----- Records provided

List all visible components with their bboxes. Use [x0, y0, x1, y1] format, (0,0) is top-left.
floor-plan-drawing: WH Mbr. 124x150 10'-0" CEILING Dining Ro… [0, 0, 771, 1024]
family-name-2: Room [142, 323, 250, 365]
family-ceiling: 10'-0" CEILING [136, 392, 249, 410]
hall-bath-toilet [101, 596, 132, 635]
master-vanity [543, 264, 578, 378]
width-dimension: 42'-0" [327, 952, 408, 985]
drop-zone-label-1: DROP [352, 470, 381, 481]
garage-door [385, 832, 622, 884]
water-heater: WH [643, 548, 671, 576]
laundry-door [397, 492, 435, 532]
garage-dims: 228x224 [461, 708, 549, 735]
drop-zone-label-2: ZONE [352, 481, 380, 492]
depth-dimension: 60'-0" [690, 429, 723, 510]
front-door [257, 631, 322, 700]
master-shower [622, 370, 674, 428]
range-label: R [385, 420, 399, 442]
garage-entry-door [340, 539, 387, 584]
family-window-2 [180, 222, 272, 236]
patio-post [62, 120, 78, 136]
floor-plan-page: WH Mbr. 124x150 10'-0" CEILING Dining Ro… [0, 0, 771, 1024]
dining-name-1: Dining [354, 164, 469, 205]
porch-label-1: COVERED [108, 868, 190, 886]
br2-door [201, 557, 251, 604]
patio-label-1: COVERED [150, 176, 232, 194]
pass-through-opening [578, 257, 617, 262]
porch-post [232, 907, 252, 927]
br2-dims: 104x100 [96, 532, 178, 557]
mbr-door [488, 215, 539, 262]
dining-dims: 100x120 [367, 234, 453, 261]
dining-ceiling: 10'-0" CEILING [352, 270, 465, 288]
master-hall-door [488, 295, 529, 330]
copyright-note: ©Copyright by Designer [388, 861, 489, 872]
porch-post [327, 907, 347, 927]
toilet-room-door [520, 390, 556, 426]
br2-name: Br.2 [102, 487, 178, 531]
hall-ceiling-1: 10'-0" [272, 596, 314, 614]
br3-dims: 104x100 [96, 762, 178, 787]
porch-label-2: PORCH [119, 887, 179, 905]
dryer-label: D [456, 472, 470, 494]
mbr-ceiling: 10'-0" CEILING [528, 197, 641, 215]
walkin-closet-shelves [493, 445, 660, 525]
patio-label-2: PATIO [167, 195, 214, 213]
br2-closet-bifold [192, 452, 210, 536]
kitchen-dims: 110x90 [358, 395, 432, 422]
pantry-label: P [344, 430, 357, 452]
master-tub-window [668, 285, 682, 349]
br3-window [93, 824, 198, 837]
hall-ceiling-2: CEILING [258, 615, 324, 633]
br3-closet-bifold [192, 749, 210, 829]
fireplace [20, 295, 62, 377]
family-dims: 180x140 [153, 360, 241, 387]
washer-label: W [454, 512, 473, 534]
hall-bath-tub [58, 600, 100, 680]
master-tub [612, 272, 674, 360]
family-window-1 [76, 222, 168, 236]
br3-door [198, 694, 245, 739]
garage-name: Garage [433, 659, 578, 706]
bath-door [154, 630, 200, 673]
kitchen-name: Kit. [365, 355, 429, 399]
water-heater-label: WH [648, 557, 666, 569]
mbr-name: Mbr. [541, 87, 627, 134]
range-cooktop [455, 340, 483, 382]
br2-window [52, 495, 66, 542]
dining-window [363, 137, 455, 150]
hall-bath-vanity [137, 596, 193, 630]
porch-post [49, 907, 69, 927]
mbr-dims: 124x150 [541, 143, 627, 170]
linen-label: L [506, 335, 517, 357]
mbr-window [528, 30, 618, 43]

----------

__What is required__
Convert the records, from their first line through the line containing "floor-plan-page: WH Mbr." (both included), into a JSON list of strings, one string per line, omitting blank lines.

__Answer in full__
[
  "List all visible components with their bboxes. Use [x0, y0, x1, y1] format, (0,0) is top-left.",
  "floor-plan-drawing: WH Mbr. 124x150 10'-0\" CEILING Dining Ro… [0, 0, 771, 1024]",
  "family-name-2: Room [142, 323, 250, 365]",
  "family-ceiling: 10'-0\" CEILING [136, 392, 249, 410]",
  "hall-bath-toilet [101, 596, 132, 635]",
  "master-vanity [543, 264, 578, 378]",
  "width-dimension: 42'-0\" [327, 952, 408, 985]",
  "drop-zone-label-1: DROP [352, 470, 381, 481]",
  "garage-door [385, 832, 622, 884]",
  "water-heater: WH [643, 548, 671, 576]",
  "laundry-door [397, 492, 435, 532]",
  "garage-dims: 228x224 [461, 708, 549, 735]",
  "drop-zone-label-2: ZONE [352, 481, 380, 492]",
  "depth-dimension: 60'-0\" [690, 429, 723, 510]",
  "front-door [257, 631, 322, 700]",
  "master-shower [622, 370, 674, 428]",
  "range-label: R [385, 420, 399, 442]",
  "garage-entry-door [340, 539, 387, 584]",
  "family-window-2 [180, 222, 272, 236]",
  "patio-post [62, 120, 78, 136]",
  "floor-plan-page: WH Mbr. 124x150 10'-0\" CEILING Dining Ro… [0, 0, 771, 1024]"
]